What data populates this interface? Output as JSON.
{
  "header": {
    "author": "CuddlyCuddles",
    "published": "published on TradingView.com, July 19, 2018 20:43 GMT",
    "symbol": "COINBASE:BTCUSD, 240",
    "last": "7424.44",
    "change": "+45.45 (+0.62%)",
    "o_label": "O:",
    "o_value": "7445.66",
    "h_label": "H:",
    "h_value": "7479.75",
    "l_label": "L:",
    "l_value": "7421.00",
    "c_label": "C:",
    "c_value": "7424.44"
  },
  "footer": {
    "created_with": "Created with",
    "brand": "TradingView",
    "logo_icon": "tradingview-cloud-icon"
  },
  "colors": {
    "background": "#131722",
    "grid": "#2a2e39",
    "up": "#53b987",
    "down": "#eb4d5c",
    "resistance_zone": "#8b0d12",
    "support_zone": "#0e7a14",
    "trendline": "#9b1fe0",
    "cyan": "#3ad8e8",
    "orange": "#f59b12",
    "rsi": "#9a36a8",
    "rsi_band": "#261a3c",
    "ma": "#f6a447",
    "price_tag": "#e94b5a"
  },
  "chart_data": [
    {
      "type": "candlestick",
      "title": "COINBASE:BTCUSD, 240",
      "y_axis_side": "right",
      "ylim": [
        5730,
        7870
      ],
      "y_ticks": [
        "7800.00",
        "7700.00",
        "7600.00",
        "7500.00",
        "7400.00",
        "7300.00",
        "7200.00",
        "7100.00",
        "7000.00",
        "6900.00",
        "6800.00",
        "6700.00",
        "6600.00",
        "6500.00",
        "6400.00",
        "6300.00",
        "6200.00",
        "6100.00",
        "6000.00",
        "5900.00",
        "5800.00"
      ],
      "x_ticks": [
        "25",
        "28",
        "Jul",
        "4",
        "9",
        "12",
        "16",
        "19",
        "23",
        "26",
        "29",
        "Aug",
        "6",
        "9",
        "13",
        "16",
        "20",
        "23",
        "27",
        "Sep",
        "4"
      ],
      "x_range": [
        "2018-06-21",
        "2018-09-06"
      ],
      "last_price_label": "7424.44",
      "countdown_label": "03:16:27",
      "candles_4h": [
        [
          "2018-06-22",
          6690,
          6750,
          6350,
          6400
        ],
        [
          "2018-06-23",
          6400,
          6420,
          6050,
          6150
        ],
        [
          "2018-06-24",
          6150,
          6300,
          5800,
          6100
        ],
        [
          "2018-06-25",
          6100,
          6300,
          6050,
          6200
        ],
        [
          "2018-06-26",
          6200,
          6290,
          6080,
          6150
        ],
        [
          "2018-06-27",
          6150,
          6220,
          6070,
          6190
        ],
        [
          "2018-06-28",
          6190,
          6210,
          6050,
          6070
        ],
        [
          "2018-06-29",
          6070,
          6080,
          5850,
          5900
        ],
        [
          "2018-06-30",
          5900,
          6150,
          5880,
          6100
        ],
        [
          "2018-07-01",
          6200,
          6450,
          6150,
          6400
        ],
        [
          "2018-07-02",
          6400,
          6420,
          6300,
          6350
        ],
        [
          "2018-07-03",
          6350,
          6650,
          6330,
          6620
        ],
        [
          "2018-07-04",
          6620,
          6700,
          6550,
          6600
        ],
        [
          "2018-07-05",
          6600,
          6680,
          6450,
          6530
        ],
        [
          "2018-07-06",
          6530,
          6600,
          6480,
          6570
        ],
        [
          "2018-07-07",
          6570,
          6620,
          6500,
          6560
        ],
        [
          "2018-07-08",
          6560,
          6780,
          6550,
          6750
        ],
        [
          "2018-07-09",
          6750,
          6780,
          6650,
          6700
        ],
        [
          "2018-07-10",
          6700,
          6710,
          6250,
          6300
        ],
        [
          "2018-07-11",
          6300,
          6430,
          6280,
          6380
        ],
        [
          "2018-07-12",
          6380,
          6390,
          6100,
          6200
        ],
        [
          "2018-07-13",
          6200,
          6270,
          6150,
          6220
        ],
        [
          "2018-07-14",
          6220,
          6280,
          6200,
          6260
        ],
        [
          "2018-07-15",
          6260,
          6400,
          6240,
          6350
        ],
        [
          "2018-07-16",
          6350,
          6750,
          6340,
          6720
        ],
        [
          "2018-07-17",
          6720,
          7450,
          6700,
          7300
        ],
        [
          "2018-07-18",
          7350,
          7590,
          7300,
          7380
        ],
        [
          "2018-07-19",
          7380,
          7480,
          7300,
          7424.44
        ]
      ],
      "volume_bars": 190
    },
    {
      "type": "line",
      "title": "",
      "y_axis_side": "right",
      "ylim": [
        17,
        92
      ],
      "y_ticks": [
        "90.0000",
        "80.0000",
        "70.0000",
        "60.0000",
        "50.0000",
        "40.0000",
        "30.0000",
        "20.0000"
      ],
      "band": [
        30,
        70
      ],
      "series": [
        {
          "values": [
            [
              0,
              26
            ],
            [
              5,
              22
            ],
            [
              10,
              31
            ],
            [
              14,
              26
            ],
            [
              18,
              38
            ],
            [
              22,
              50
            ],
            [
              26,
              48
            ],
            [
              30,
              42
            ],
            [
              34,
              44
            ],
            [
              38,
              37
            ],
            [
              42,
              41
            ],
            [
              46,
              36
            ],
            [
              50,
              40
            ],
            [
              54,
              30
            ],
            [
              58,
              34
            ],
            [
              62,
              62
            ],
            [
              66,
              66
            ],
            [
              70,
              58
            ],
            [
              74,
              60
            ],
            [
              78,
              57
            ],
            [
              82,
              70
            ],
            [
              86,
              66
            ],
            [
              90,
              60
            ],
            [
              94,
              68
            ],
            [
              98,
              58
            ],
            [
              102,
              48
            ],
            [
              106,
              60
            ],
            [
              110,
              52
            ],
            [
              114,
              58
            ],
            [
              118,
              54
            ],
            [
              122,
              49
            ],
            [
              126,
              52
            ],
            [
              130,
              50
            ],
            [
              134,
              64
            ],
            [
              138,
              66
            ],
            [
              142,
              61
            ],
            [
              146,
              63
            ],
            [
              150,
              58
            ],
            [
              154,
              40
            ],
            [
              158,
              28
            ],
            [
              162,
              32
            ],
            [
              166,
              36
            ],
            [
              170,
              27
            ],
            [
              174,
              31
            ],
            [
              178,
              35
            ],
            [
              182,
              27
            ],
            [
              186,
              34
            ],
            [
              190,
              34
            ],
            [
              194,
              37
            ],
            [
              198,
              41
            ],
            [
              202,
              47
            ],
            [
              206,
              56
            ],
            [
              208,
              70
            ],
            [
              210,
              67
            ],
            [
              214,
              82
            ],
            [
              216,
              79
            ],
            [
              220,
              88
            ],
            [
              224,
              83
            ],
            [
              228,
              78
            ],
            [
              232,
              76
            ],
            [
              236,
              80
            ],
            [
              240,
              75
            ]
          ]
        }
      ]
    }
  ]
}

▶ _REQUIREMENTS_:
Report how many lines of the listing hold the string "COINBASE", giving only the number.

▶ _EXERCISE RESPONSE_:
2